### SUPPLIED RECORDS

------------------------------------------------

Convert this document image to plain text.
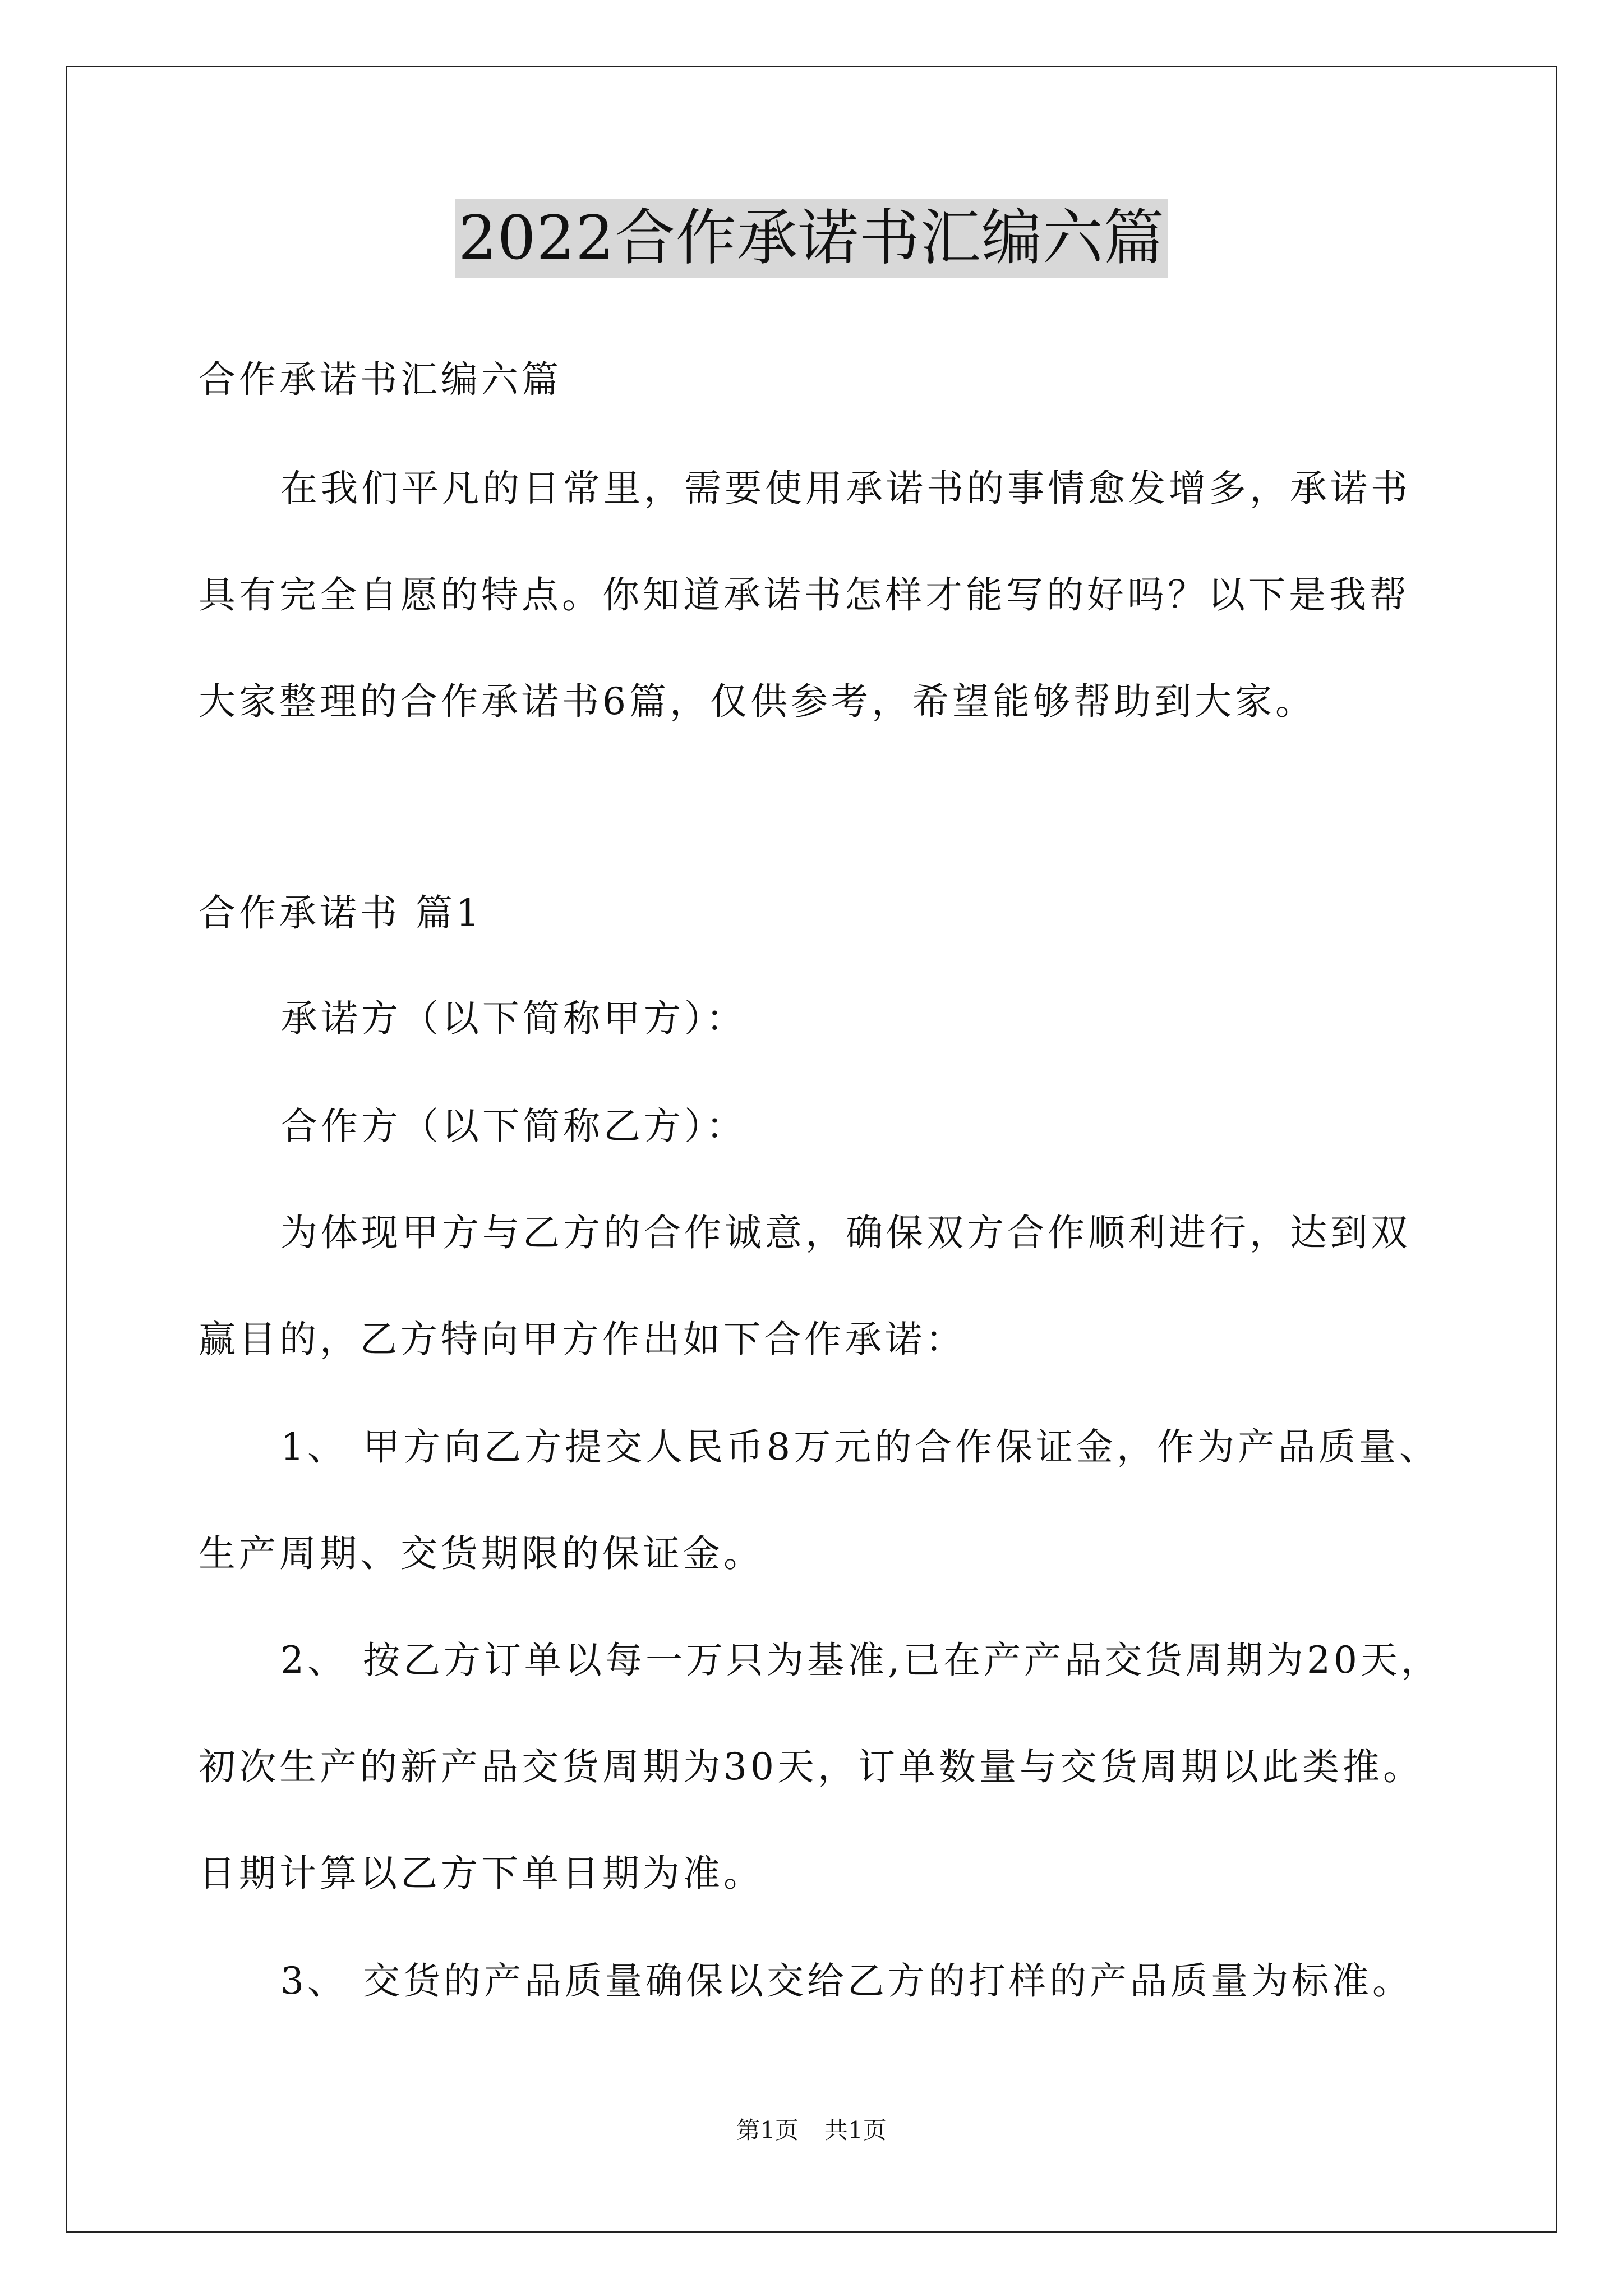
2022合作承诺书汇编六篇
合作承诺书汇编六篇
在我们平凡的日常里，需要使用承诺书的事情愈发增多，承诺书
具有完全自愿的特点。你知道承诺书怎样才能写的好吗？以下是我帮
大家整理的合作承诺书6篇，仅供参考，希望能够帮助到大家。
合作承诺书 篇1
承诺方（以下简称甲方）：
合作方（以下简称乙方）：
为体现甲方与乙方的合作诚意，确保双方合作顺利进行，达到双
赢目的，乙方特向甲方作出如下合作承诺：
1、 甲方向乙方提交人民币8万元的合作保证金，作为产品质量、
生产周期、交货期限的保证金。
2、 按乙方订单以每一万只为基准,已在产产品交货周期为20天，
初次生产的新产品交货周期为30天，订单数量与交货周期以此类推。
日期计算以乙方下单日期为准。
3、 交货的产品质量确保以交给乙方的打样的产品质量为标准。
第1页 共1页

------------------------------------------------

Reproduce every record above exactly, omitting the pictures.

### RESPONSE FOR THIS EXERCISE
Convert this document image to plain text.
2022合作承诺书汇编六篇
合作承诺书汇编六篇
在我们平凡的日常里，需要使用承诺书的事情愈发增多，承诺书
具有完全自愿的特点。你知道承诺书怎样才能写的好吗？以下是我帮
大家整理的合作承诺书6篇，仅供参考，希望能够帮助到大家。
合作承诺书 篇1
承诺方（以下简称甲方）：
合作方（以下简称乙方）：
为体现甲方与乙方的合作诚意，确保双方合作顺利进行，达到双
赢目的，乙方特向甲方作出如下合作承诺：
1、 甲方向乙方提交人民币8万元的合作保证金，作为产品质量、
生产周期、交货期限的保证金。
2、 按乙方订单以每一万只为基准,已在产产品交货周期为20天，
初次生产的新产品交货周期为30天，订单数量与交货周期以此类推。
日期计算以乙方下单日期为准。
3、 交货的产品质量确保以交给乙方的打样的产品质量为标准。
第1页 共1页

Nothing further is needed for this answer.